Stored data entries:
= = = = = = =

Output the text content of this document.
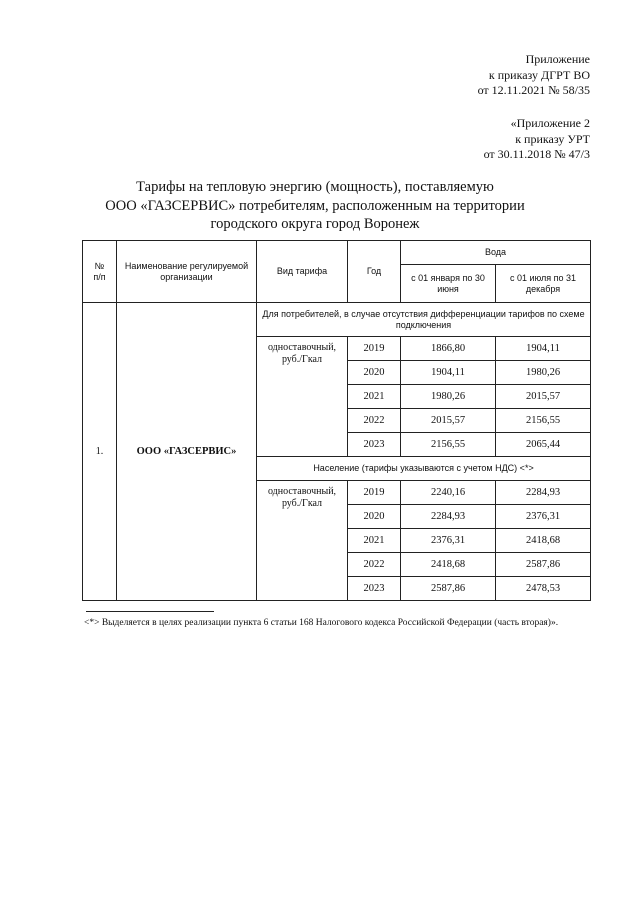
Приложение
к приказу ДГРТ ВО
от 12.11.2021 № 58/35
«Приложение 2
к приказу УРТ
от 30.11.2018 № 47/3
Тарифы на тепловую энергию (мощность), поставляемую
ООО «ГАЗСЕРВИС» потребителям, расположенным на территории
городского округа город Воронеж
№
п/п	Наименование регулируемой организации	Вид тарифа	Год	Вода	
				с 01 января по 30 июня	с 01 июля по 31 декабря
1.	ООО «ГАЗСЕРВИС»	Для потребителей, в случае отсутствия дифференциации тарифов по схеме подключения			
		одноставочный, руб./Гкал	2019	1866,80	1904,11
			2020	1904,11	1980,26
			2021	1980,26	2015,57
			2022	2015,57	2156,55
			2023	2156,55	2065,44
		Население (тарифы указываются с учетом НДС) <*>			
		одноставочный, руб./Гкал	2019	2240,16	2284,93
			2020	2284,93	2376,31
			2021	2376,31	2418,68
			2022	2418,68	2587,86
			2023	2587,86	2478,53
<*> Выделяется в целях реализации пункта 6 статьи 168 Налогового кодекса Российской Федерации (часть вторая)».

= = = = = = =

Repeat the material above verbatim. Leave the pictures behind.

**Solved problem**
Output the text content of this document.
Приложение
к приказу ДГРТ ВО
от 12.11.2021 № 58/35
«Приложение 2
к приказу УРТ
от 30.11.2018 № 47/3
Тарифы на тепловую энергию (мощность), поставляемую
ООО «ГАЗСЕРВИС» потребителям, расположенным на территории
городского округа город Воронеж
№
п/п	Наименование регулируемой организации	Вид тарифа	Год	Вода	
				с 01 января по 30 июня	с 01 июля по 31 декабря
1.	ООО «ГАЗСЕРВИС»	Для потребителей, в случае отсутствия дифференциации тарифов по схеме подключения			
		одноставочный, руб./Гкал	2019	1866,80	1904,11
			2020	1904,11	1980,26
			2021	1980,26	2015,57
			2022	2015,57	2156,55
			2023	2156,55	2065,44
		Население (тарифы указываются с учетом НДС) <*>			
		одноставочный, руб./Гкал	2019	2240,16	2284,93
			2020	2284,93	2376,31
			2021	2376,31	2418,68
			2022	2418,68	2587,86
			2023	2587,86	2478,53
<*> Выделяется в целях реализации пункта 6 статьи 168 Налогового кодекса Российской Федерации (часть вторая)».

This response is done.